--- Start ---

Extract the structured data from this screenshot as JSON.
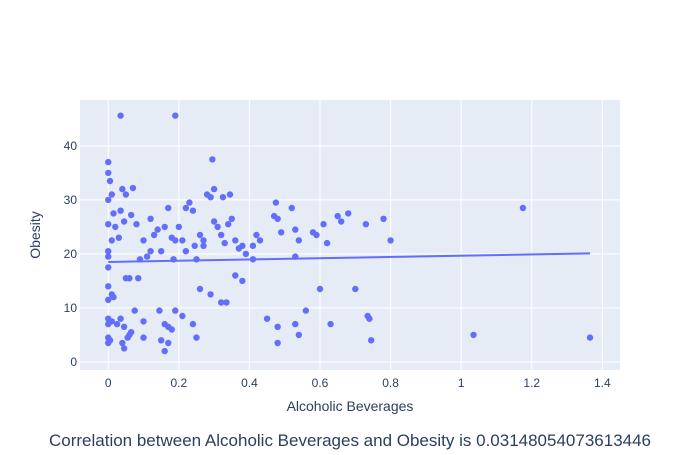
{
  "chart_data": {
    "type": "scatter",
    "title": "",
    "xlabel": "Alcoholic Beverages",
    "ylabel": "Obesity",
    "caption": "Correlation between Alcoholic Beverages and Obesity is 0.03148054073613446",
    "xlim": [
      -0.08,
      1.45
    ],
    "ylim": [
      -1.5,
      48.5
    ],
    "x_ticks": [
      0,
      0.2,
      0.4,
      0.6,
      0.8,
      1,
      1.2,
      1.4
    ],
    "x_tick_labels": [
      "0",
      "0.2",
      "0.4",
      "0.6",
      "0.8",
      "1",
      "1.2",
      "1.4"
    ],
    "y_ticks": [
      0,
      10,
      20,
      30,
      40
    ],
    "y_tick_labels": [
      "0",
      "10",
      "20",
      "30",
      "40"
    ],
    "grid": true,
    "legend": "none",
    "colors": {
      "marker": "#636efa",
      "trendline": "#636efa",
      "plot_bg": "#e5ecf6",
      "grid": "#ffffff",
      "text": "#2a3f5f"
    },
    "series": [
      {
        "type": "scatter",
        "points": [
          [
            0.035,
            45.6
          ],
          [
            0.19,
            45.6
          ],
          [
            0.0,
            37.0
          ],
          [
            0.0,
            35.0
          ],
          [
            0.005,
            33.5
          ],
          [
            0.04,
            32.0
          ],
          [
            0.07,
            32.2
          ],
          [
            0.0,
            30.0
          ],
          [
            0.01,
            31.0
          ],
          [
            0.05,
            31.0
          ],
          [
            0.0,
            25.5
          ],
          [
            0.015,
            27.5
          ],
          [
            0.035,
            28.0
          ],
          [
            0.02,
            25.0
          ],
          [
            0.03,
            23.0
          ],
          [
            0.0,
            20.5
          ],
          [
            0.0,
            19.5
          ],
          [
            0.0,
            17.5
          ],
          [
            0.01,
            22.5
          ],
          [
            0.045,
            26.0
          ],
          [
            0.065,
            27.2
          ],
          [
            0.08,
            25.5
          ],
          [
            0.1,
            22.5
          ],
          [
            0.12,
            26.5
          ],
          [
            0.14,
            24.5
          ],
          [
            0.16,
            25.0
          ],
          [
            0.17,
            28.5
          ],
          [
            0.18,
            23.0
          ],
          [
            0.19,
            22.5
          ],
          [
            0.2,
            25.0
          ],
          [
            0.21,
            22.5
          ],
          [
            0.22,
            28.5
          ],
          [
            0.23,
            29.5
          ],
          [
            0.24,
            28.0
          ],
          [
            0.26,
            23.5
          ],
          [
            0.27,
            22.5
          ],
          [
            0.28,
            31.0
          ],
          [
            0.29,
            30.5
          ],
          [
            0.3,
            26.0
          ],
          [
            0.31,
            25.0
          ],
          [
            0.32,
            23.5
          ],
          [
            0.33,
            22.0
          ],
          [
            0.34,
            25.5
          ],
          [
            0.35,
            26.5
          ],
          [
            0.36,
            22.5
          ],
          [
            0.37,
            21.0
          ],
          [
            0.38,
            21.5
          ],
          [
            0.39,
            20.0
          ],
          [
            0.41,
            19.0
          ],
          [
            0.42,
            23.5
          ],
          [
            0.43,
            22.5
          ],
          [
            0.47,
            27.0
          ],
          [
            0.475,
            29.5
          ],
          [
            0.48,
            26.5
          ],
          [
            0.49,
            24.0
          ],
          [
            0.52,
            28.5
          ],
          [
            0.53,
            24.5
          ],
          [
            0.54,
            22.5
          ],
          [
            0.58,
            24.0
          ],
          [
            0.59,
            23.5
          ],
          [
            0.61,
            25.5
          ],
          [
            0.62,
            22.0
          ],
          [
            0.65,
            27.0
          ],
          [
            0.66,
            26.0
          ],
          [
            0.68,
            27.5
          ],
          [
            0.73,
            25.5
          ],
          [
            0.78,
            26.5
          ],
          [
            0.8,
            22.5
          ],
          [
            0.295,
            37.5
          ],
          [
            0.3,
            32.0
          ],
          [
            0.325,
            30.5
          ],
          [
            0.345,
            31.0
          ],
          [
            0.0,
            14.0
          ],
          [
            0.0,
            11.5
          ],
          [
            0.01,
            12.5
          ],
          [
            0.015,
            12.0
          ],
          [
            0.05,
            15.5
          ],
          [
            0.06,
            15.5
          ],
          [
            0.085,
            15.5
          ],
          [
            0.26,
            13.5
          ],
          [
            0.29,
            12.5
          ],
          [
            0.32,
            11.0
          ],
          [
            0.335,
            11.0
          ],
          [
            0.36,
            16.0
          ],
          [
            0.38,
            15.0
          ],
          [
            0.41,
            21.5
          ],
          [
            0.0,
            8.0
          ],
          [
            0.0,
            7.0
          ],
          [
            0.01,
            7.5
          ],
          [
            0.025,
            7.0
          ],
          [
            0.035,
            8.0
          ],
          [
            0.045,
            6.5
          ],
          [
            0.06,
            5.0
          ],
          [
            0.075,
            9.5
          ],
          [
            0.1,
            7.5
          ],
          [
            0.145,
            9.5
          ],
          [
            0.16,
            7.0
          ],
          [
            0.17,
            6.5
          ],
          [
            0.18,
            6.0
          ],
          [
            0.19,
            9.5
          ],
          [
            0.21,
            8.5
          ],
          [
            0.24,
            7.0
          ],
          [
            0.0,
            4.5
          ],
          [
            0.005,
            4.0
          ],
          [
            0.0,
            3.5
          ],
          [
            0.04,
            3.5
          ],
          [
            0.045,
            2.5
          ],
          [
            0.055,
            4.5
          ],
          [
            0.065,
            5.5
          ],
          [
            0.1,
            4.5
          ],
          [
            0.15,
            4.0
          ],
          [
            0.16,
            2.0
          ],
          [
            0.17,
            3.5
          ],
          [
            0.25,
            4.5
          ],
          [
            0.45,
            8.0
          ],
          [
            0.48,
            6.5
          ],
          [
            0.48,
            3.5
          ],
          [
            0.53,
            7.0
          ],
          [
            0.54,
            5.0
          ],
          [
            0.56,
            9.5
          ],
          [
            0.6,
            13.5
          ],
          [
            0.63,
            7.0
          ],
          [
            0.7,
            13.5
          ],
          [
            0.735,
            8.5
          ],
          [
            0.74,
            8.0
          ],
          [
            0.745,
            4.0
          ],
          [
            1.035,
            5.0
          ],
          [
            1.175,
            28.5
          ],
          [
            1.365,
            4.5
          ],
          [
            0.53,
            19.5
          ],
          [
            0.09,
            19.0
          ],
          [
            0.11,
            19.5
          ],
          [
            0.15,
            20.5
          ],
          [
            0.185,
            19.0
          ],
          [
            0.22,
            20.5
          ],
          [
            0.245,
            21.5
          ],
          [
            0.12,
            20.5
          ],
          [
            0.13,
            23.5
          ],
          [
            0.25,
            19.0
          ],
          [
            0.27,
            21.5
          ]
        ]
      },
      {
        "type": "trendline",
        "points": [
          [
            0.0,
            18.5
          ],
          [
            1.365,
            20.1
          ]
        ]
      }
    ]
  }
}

--- End ---

## Requirement
Find every line in the records that contains the word "type"; copy those lines.

## Output below
    "type": "scatter",
        "type": "scatter",
        "type": "trendline",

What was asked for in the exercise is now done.